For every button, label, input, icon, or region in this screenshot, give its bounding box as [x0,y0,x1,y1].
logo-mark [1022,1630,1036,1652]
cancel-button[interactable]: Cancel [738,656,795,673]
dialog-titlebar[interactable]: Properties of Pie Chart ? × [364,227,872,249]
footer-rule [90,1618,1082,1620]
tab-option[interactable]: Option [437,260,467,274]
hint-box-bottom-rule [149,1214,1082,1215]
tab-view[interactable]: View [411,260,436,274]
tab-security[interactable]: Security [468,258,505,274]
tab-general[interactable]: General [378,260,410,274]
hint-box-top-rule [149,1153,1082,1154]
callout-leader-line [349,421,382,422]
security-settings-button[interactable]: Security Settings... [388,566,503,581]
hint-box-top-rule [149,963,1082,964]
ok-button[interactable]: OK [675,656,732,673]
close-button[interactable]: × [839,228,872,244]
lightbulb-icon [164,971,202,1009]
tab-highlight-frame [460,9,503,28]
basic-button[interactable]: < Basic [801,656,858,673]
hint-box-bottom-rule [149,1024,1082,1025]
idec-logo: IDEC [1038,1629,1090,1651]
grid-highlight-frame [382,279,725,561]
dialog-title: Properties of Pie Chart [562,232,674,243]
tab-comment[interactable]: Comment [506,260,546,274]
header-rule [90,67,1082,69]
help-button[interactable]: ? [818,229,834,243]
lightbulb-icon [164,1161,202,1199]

-------

— AIM OF THE EXERCISE —
Reproduce every line of the data above without any change.

— TASK SOLUTION —
For every button, label, input, icon, or region in this screenshot, give its bounding box as [x0,y0,x1,y1].
logo-mark [1022,1630,1036,1652]
cancel-button[interactable]: Cancel [738,656,795,673]
dialog-titlebar[interactable]: Properties of Pie Chart ? × [364,227,872,249]
footer-rule [90,1618,1082,1620]
tab-option[interactable]: Option [437,260,467,274]
hint-box-bottom-rule [149,1214,1082,1215]
tab-view[interactable]: View [411,260,436,274]
tab-security[interactable]: Security [468,258,505,274]
tab-general[interactable]: General [378,260,410,274]
hint-box-top-rule [149,1153,1082,1154]
callout-leader-line [349,421,382,422]
security-settings-button[interactable]: Security Settings... [388,566,503,581]
hint-box-top-rule [149,963,1082,964]
ok-button[interactable]: OK [675,656,732,673]
close-button[interactable]: × [839,228,872,244]
lightbulb-icon [164,971,202,1009]
tab-highlight-frame [460,9,503,28]
basic-button[interactable]: < Basic [801,656,858,673]
hint-box-bottom-rule [149,1024,1082,1025]
idec-logo: IDEC [1038,1629,1090,1651]
grid-highlight-frame [382,279,725,561]
dialog-title: Properties of Pie Chart [562,232,674,243]
tab-comment[interactable]: Comment [506,260,546,274]
header-rule [90,67,1082,69]
help-button[interactable]: ? [818,229,834,243]
lightbulb-icon [164,1161,202,1199]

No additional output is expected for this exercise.